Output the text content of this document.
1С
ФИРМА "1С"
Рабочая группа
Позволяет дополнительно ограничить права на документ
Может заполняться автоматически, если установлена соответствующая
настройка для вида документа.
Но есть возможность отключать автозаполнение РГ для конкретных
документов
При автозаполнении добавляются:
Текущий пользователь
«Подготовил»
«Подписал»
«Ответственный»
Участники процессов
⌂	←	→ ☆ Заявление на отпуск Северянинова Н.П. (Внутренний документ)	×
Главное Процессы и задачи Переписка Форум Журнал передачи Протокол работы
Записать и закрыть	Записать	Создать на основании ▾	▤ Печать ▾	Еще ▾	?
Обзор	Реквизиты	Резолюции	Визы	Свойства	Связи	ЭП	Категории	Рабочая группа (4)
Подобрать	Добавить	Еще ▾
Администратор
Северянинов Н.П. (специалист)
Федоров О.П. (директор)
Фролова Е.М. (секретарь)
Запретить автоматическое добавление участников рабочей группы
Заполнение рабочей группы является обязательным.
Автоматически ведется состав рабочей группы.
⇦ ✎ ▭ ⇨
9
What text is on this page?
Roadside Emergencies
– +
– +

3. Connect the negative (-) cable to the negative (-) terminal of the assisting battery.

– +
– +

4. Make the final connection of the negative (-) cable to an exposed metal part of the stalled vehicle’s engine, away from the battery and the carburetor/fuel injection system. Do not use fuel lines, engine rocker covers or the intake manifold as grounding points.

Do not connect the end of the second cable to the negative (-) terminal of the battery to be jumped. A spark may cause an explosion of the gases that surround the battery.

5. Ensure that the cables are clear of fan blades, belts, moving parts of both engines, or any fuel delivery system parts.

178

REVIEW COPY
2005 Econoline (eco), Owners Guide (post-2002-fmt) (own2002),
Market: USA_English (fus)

========================================

Problem description -> Repeat the material from above exactly, word for word.

Task solution ->
Output the text content of this document.
1С
ФИРМА "1С"
Рабочая группа
Позволяет дополнительно ограничить права на документ
Может заполняться автоматически, если установлена соответствующая
настройка для вида документа.
Но есть возможность отключать автозаполнение РГ для конкретных
документов
При автозаполнении добавляются:
Текущий пользователь
«Подготовил»
«Подписал»
«Ответственный»
Участники процессов
⌂	←	→ ☆ Заявление на отпуск Северянинова Н.П. (Внутренний документ)	×
Главное Процессы и задачи Переписка Форум Журнал передачи Протокол работы
Записать и закрыть	Записать	Создать на основании ▾	▤ Печать ▾	Еще ▾	?
Обзор	Реквизиты	Резолюции	Визы	Свойства	Связи	ЭП	Категории	Рабочая группа (4)
Подобрать	Добавить	Еще ▾
Администратор
Северянинов Н.П. (специалист)
Федоров О.П. (директор)
Фролова Е.М. (секретарь)
Запретить автоматическое добавление участников рабочей группы
Заполнение рабочей группы является обязательным.
Автоматически ведется состав рабочей группы.
⇦ ✎ ▭ ⇨
9
What text is on this page?
Roadside Emergencies
– +
– +

3. Connect the negative (-) cable to the negative (-) terminal of the assisting battery.

– +
– +

4. Make the final connection of the negative (-) cable to an exposed metal part of the stalled vehicle’s engine, away from the battery and the carburetor/fuel injection system. Do not use fuel lines, engine rocker covers or the intake manifold as grounding points.

Do not connect the end of the second cable to the negative (-) terminal of the battery to be jumped. A spark may cause an explosion of the gases that surround the battery.

5. Ensure that the cables are clear of fan blades, belts, moving parts of both engines, or any fuel delivery system parts.

178

REVIEW COPY
2005 Econoline (eco), Owners Guide (post-2002-fmt) (own2002),
Market: USA_English (fus)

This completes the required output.